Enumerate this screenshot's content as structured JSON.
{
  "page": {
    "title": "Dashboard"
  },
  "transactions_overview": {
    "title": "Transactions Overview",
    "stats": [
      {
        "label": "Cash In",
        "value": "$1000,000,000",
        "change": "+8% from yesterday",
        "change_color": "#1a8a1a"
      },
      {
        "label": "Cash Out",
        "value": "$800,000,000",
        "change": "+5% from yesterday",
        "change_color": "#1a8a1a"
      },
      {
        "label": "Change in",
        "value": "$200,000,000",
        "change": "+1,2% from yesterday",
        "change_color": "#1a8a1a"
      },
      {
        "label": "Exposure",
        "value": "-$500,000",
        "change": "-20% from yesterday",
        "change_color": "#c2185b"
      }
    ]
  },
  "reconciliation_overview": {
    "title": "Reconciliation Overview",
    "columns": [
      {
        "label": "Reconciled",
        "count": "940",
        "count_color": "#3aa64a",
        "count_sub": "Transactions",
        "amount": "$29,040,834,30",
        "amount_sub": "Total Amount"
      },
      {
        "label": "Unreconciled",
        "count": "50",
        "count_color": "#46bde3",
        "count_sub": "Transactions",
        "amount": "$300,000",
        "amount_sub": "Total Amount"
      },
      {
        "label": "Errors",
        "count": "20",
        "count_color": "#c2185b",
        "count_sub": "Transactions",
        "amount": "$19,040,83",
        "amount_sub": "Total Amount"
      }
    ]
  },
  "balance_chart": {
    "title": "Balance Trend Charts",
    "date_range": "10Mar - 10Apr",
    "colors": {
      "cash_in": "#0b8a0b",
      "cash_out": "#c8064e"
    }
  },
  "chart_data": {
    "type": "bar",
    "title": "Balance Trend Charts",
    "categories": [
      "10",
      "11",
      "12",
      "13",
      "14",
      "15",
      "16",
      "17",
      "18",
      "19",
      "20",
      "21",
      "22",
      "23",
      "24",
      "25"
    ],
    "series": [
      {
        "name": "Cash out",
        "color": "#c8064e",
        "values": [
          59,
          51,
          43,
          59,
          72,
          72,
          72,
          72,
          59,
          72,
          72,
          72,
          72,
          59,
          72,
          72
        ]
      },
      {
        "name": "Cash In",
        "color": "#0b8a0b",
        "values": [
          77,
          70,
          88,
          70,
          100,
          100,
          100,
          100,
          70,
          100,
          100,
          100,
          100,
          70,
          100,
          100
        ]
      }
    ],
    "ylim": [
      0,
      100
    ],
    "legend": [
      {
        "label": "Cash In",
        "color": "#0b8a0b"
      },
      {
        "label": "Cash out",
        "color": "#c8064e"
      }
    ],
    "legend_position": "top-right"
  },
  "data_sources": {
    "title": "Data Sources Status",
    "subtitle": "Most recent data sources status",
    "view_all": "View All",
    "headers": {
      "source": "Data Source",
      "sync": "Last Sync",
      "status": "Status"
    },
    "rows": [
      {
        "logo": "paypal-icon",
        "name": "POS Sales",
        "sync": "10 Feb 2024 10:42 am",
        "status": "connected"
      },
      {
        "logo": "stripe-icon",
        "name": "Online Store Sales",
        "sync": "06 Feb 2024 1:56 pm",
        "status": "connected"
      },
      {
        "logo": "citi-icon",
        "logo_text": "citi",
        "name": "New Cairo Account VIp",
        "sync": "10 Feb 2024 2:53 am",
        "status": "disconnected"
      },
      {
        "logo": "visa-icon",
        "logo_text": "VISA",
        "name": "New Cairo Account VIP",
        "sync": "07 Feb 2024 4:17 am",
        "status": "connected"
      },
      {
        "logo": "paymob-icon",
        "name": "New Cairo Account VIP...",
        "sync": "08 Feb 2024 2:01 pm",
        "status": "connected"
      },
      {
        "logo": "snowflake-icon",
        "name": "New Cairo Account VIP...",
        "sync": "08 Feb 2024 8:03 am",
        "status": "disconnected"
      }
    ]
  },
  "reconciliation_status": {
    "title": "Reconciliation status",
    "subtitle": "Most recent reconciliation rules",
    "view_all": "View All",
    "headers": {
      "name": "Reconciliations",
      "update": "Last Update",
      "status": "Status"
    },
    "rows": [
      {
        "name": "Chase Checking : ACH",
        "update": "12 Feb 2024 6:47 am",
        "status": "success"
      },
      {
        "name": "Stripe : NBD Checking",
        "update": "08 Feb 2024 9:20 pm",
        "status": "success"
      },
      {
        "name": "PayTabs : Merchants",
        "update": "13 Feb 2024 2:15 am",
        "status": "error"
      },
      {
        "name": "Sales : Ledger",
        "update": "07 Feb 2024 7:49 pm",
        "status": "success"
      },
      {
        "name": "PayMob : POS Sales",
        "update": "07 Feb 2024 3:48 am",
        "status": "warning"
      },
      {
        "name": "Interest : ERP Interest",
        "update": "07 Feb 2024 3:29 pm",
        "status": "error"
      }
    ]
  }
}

= = = = = = =

**WORK INSTRUCTIONS**
Extract the complete listing above, reproducing each line exactly.

**OUTPUT FOR THIS EXERCISE**
Enumerate this screenshot's content as structured JSON.
{
  "page": {
    "title": "Dashboard"
  },
  "transactions_overview": {
    "title": "Transactions Overview",
    "stats": [
      {
        "label": "Cash In",
        "value": "$1000,000,000",
        "change": "+8% from yesterday",
        "change_color": "#1a8a1a"
      },
      {
        "label": "Cash Out",
        "value": "$800,000,000",
        "change": "+5% from yesterday",
        "change_color": "#1a8a1a"
      },
      {
        "label": "Change in",
        "value": "$200,000,000",
        "change": "+1,2% from yesterday",
        "change_color": "#1a8a1a"
      },
      {
        "label": "Exposure",
        "value": "-$500,000",
        "change": "-20% from yesterday",
        "change_color": "#c2185b"
      }
    ]
  },
  "reconciliation_overview": {
    "title": "Reconciliation Overview",
    "columns": [
      {
        "label": "Reconciled",
        "count": "940",
        "count_color": "#3aa64a",
        "count_sub": "Transactions",
        "amount": "$29,040,834,30",
        "amount_sub": "Total Amount"
      },
      {
        "label": "Unreconciled",
        "count": "50",
        "count_color": "#46bde3",
        "count_sub": "Transactions",
        "amount": "$300,000",
        "amount_sub": "Total Amount"
      },
      {
        "label": "Errors",
        "count": "20",
        "count_color": "#c2185b",
        "count_sub": "Transactions",
        "amount": "$19,040,83",
        "amount_sub": "Total Amount"
      }
    ]
  },
  "balance_chart": {
    "title": "Balance Trend Charts",
    "date_range": "10Mar - 10Apr",
    "colors": {
      "cash_in": "#0b8a0b",
      "cash_out": "#c8064e"
    }
  },
  "chart_data": {
    "type": "bar",
    "title": "Balance Trend Charts",
    "categories": [
      "10",
      "11",
      "12",
      "13",
      "14",
      "15",
      "16",
      "17",
      "18",
      "19",
      "20",
      "21",
      "22",
      "23",
      "24",
      "25"
    ],
    "series": [
      {
        "name": "Cash out",
        "color": "#c8064e",
        "values": [
          59,
          51,
          43,
          59,
          72,
          72,
          72,
          72,
          59,
          72,
          72,
          72,
          72,
          59,
          72,
          72
        ]
      },
      {
        "name": "Cash In",
        "color": "#0b8a0b",
        "values": [
          77,
          70,
          88,
          70,
          100,
          100,
          100,
          100,
          70,
          100,
          100,
          100,
          100,
          70,
          100,
          100
        ]
      }
    ],
    "ylim": [
      0,
      100
    ],
    "legend": [
      {
        "label": "Cash In",
        "color": "#0b8a0b"
      },
      {
        "label": "Cash out",
        "color": "#c8064e"
      }
    ],
    "legend_position": "top-right"
  },
  "data_sources": {
    "title": "Data Sources Status",
    "subtitle": "Most recent data sources status",
    "view_all": "View All",
    "headers": {
      "source": "Data Source",
      "sync": "Last Sync",
      "status": "Status"
    },
    "rows": [
      {
        "logo": "paypal-icon",
        "name": "POS Sales",
        "sync": "10 Feb 2024 10:42 am",
        "status": "connected"
      },
      {
        "logo": "stripe-icon",
        "name": "Online Store Sales",
        "sync": "06 Feb 2024 1:56 pm",
        "status": "connected"
      },
      {
        "logo": "citi-icon",
        "logo_text": "citi",
        "name": "New Cairo Account VIp",
        "sync": "10 Feb 2024 2:53 am",
        "status": "disconnected"
      },
      {
        "logo": "visa-icon",
        "logo_text": "VISA",
        "name": "New Cairo Account VIP",
        "sync": "07 Feb 2024 4:17 am",
        "status": "connected"
      },
      {
        "logo": "paymob-icon",
        "name": "New Cairo Account VIP...",
        "sync": "08 Feb 2024 2:01 pm",
        "status": "connected"
      },
      {
        "logo": "snowflake-icon",
        "name": "New Cairo Account VIP...",
        "sync": "08 Feb 2024 8:03 am",
        "status": "disconnected"
      }
    ]
  },
  "reconciliation_status": {
    "title": "Reconciliation status",
    "subtitle": "Most recent reconciliation rules",
    "view_all": "View All",
    "headers": {
      "name": "Reconciliations",
      "update": "Last Update",
      "status": "Status"
    },
    "rows": [
      {
        "name": "Chase Checking : ACH",
        "update": "12 Feb 2024 6:47 am",
        "status": "success"
      },
      {
        "name": "Stripe : NBD Checking",
        "update": "08 Feb 2024 9:20 pm",
        "status": "success"
      },
      {
        "name": "PayTabs : Merchants",
        "update": "13 Feb 2024 2:15 am",
        "status": "error"
      },
      {
        "name": "Sales : Ledger",
        "update": "07 Feb 2024 7:49 pm",
        "status": "success"
      },
      {
        "name": "PayMob : POS Sales",
        "update": "07 Feb 2024 3:48 am",
        "status": "warning"
      },
      {
        "name": "Interest : ERP Interest",
        "update": "07 Feb 2024 3:29 pm",
        "status": "error"
      }
    ]
  }
}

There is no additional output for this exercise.